## PROBLEM TO SOLVE
Copy out all the lines where "them" shows up.
-- start GIVEN RECORDS --
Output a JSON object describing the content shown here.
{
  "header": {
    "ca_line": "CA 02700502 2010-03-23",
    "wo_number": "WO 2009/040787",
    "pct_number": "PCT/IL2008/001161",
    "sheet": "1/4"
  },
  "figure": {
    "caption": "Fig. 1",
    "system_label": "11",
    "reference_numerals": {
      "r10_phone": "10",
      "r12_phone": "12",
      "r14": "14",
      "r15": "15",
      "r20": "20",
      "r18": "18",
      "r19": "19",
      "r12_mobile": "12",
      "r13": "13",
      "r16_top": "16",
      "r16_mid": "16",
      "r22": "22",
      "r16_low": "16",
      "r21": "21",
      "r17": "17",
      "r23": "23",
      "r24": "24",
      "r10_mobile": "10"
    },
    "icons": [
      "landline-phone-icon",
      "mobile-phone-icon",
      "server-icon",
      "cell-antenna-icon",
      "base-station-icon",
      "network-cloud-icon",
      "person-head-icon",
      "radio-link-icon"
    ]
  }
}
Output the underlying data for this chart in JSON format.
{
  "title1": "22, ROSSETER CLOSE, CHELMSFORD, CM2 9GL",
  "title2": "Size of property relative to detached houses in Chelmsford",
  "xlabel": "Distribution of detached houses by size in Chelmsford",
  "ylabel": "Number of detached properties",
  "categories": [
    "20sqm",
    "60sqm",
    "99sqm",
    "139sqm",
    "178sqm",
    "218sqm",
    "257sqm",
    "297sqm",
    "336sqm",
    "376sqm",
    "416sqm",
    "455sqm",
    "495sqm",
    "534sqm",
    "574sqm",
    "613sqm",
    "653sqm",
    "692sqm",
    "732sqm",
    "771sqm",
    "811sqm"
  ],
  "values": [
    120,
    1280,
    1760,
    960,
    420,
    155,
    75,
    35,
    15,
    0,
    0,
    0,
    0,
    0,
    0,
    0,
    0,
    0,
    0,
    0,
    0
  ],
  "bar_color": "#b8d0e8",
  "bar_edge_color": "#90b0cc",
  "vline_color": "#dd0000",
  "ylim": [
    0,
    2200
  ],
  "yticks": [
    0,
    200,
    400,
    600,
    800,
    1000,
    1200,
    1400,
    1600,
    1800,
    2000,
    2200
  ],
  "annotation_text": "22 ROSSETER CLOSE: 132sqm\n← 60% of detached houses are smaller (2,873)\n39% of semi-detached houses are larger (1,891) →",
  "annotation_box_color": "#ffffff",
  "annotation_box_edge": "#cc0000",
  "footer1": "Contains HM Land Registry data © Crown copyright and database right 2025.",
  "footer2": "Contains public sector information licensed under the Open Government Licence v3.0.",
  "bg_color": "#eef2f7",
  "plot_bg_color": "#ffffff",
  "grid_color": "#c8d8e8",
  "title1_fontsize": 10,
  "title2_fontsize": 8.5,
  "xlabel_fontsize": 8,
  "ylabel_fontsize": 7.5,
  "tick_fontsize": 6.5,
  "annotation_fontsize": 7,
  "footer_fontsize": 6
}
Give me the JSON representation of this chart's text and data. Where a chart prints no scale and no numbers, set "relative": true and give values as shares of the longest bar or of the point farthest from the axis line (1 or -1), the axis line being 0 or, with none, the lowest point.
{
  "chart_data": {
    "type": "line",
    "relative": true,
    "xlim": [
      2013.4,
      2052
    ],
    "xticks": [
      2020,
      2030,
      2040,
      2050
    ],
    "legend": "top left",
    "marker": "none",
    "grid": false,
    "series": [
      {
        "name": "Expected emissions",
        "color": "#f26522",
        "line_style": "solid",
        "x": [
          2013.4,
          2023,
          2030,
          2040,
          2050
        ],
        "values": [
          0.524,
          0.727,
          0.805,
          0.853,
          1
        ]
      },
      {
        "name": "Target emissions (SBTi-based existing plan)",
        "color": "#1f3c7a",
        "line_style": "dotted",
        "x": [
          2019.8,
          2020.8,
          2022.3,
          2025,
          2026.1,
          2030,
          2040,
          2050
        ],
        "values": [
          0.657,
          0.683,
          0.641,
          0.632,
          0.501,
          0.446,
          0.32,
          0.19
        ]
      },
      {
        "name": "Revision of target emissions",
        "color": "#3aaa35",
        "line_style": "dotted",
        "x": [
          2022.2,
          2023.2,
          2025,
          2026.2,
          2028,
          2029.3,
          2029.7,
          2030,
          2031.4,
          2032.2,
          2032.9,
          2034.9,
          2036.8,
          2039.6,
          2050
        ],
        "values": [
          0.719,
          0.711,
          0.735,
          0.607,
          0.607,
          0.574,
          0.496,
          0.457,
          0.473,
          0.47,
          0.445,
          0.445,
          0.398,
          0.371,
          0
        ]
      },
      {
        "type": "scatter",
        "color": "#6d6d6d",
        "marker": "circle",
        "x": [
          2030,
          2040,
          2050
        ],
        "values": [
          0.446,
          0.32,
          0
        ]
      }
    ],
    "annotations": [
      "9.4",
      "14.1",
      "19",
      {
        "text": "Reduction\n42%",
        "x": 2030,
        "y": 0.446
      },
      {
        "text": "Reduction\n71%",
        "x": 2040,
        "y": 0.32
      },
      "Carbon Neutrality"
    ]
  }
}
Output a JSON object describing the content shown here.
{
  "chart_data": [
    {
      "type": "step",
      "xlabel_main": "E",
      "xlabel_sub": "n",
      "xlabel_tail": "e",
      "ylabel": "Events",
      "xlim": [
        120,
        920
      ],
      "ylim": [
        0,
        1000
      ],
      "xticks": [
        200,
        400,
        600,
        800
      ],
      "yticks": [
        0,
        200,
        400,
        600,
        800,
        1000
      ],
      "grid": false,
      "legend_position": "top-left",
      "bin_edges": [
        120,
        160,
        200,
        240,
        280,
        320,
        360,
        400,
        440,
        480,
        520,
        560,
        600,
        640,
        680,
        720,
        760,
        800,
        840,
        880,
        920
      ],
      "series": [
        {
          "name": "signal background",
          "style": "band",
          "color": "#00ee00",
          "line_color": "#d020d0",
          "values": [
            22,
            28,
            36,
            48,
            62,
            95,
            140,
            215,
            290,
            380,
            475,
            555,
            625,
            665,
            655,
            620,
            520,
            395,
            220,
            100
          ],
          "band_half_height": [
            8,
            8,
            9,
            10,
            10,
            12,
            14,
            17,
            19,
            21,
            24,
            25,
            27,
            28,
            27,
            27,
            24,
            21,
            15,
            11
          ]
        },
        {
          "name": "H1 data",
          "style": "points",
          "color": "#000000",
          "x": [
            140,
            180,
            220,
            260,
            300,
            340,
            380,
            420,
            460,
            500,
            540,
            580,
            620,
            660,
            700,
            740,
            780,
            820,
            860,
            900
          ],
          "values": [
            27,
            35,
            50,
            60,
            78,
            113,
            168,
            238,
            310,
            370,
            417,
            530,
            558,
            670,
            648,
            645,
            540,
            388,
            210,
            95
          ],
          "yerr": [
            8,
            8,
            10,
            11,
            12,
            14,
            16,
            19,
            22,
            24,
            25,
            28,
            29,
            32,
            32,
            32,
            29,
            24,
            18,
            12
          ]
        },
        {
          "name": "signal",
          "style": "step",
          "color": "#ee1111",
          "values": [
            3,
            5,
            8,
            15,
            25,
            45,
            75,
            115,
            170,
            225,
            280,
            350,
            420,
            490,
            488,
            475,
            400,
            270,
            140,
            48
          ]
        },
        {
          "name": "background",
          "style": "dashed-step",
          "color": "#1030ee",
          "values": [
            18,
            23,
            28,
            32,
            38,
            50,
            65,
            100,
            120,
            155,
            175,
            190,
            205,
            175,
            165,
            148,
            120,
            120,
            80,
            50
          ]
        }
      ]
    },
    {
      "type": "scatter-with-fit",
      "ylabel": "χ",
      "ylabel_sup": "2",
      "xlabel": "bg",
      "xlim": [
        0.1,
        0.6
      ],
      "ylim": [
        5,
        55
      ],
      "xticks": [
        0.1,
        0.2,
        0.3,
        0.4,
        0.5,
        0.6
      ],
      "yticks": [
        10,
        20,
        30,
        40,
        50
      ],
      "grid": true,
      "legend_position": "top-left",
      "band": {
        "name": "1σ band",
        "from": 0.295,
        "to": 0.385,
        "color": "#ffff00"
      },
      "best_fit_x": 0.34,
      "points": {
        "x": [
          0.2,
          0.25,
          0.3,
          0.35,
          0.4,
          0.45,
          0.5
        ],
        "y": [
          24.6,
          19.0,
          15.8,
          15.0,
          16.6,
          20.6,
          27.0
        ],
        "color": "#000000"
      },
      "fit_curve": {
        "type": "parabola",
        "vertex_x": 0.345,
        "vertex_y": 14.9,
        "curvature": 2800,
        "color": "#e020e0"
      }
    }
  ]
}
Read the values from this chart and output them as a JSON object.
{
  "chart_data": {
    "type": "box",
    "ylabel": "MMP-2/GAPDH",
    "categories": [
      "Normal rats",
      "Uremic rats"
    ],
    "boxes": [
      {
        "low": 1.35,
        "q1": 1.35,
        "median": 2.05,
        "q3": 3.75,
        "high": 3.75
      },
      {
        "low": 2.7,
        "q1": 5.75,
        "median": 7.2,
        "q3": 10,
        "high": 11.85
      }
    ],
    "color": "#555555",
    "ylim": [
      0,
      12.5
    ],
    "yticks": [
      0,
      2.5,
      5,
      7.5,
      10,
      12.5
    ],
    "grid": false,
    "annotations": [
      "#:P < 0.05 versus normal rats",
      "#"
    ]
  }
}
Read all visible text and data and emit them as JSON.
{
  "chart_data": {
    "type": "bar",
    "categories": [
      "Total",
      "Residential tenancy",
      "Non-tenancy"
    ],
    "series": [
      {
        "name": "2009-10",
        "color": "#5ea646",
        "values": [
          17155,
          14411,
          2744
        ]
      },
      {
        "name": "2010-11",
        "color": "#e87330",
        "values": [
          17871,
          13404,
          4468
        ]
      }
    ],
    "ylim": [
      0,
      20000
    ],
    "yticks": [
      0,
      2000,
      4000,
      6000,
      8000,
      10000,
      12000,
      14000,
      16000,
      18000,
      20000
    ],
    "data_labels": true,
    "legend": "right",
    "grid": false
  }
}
-- end GIVEN RECORDS --
## SOLUTION TO THE PROBLEM
Read the values from this chart and output them as a JSON object.
Read all visible text and data and emit them as JSON.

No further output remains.